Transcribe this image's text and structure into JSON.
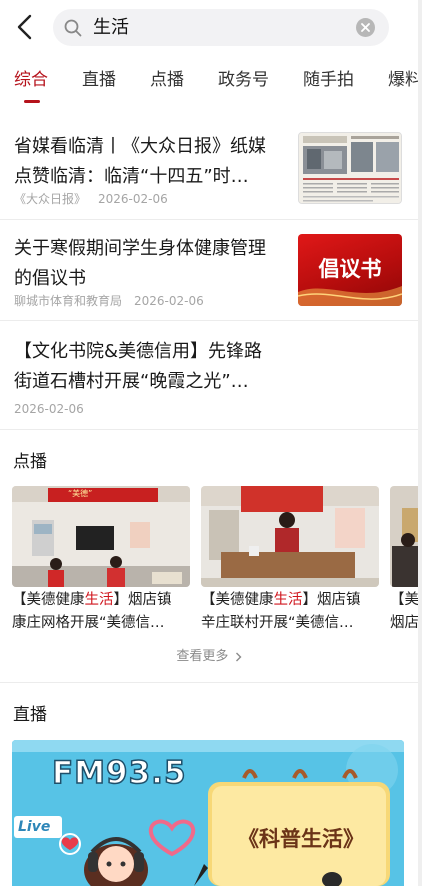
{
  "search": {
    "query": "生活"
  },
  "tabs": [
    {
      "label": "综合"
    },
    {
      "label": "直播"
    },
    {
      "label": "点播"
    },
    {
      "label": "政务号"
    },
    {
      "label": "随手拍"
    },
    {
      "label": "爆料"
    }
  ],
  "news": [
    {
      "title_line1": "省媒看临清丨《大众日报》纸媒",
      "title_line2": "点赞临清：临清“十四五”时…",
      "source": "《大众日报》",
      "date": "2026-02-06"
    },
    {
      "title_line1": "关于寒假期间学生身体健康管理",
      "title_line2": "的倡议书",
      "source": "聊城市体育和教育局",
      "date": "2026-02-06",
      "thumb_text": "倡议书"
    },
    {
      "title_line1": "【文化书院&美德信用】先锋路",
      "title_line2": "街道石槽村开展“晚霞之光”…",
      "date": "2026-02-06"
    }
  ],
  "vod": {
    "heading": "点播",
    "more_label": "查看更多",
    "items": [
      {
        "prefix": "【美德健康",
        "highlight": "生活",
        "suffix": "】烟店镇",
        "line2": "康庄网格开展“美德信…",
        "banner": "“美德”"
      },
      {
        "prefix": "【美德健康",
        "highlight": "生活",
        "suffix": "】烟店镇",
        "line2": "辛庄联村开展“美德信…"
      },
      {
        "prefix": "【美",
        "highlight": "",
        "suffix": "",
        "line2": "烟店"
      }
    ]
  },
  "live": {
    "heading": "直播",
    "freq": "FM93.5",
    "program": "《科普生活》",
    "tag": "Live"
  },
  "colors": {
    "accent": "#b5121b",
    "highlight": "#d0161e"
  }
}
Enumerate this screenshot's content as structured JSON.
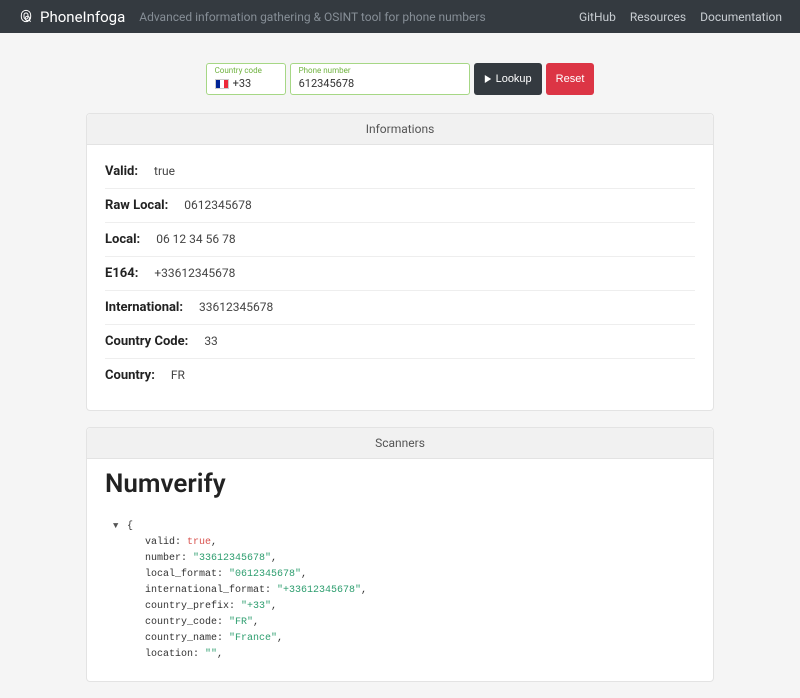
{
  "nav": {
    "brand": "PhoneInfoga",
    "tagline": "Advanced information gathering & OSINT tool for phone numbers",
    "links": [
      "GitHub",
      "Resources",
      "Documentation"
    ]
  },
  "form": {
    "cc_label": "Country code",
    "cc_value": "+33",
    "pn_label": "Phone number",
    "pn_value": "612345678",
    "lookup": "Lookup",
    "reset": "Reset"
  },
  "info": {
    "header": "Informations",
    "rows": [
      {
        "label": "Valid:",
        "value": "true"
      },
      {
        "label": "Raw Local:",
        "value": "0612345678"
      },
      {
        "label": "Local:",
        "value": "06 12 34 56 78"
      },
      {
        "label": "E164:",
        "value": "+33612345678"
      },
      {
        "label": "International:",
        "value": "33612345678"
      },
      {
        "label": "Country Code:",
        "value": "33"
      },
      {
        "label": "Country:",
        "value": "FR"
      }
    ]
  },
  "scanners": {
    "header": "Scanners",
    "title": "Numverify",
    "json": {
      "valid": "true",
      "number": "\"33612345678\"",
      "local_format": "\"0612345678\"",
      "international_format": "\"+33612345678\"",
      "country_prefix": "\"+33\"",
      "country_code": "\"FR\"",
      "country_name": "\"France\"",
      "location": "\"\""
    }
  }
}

### Problem
Every line of the material is to be quoted exactly, with no pictures carried over.

### Solution to this task
Transcribe this image's text and structure into JSON.
{
  "search": {
    "query": "生活"
  },
  "tabs": [
    {
      "label": "综合"
    },
    {
      "label": "直播"
    },
    {
      "label": "点播"
    },
    {
      "label": "政务号"
    },
    {
      "label": "随手拍"
    },
    {
      "label": "爆料"
    }
  ],
  "news": [
    {
      "title_line1": "省媒看临清丨《大众日报》纸媒",
      "title_line2": "点赞临清：临清“十四五”时…",
      "source": "《大众日报》",
      "date": "2026-02-06"
    },
    {
      "title_line1": "关于寒假期间学生身体健康管理",
      "title_line2": "的倡议书",
      "source": "聊城市体育和教育局",
      "date": "2026-02-06",
      "thumb_text": "倡议书"
    },
    {
      "title_line1": "【文化书院&美德信用】先锋路",
      "title_line2": "街道石槽村开展“晚霞之光”…",
      "date": "2026-02-06"
    }
  ],
  "vod": {
    "heading": "点播",
    "more_label": "查看更多",
    "items": [
      {
        "prefix": "【美德健康",
        "highlight": "生活",
        "suffix": "】烟店镇",
        "line2": "康庄网格开展“美德信…",
        "banner": "“美德”"
      },
      {
        "prefix": "【美德健康",
        "highlight": "生活",
        "suffix": "】烟店镇",
        "line2": "辛庄联村开展“美德信…"
      },
      {
        "prefix": "【美",
        "highlight": "",
        "suffix": "",
        "line2": "烟店"
      }
    ]
  },
  "live": {
    "heading": "直播",
    "freq": "FM93.5",
    "program": "《科普生活》",
    "tag": "Live"
  },
  "colors": {
    "accent": "#b5121b",
    "highlight": "#d0161e"
  }
}
Enumerate this screenshot's content as structured JSON.
{
  "nav": {
    "brand": "PhoneInfoga",
    "tagline": "Advanced information gathering & OSINT tool for phone numbers",
    "links": [
      "GitHub",
      "Resources",
      "Documentation"
    ]
  },
  "form": {
    "cc_label": "Country code",
    "cc_value": "+33",
    "pn_label": "Phone number",
    "pn_value": "612345678",
    "lookup": "Lookup",
    "reset": "Reset"
  },
  "info": {
    "header": "Informations",
    "rows": [
      {
        "label": "Valid:",
        "value": "true"
      },
      {
        "label": "Raw Local:",
        "value": "0612345678"
      },
      {
        "label": "Local:",
        "value": "06 12 34 56 78"
      },
      {
        "label": "E164:",
        "value": "+33612345678"
      },
      {
        "label": "International:",
        "value": "33612345678"
      },
      {
        "label": "Country Code:",
        "value": "33"
      },
      {
        "label": "Country:",
        "value": "FR"
      }
    ]
  },
  "scanners": {
    "header": "Scanners",
    "title": "Numverify",
    "json": {
      "valid": "true",
      "number": "\"33612345678\"",
      "local_format": "\"0612345678\"",
      "international_format": "\"+33612345678\"",
      "country_prefix": "\"+33\"",
      "country_code": "\"FR\"",
      "country_name": "\"France\"",
      "location": "\"\""
    }
  }
}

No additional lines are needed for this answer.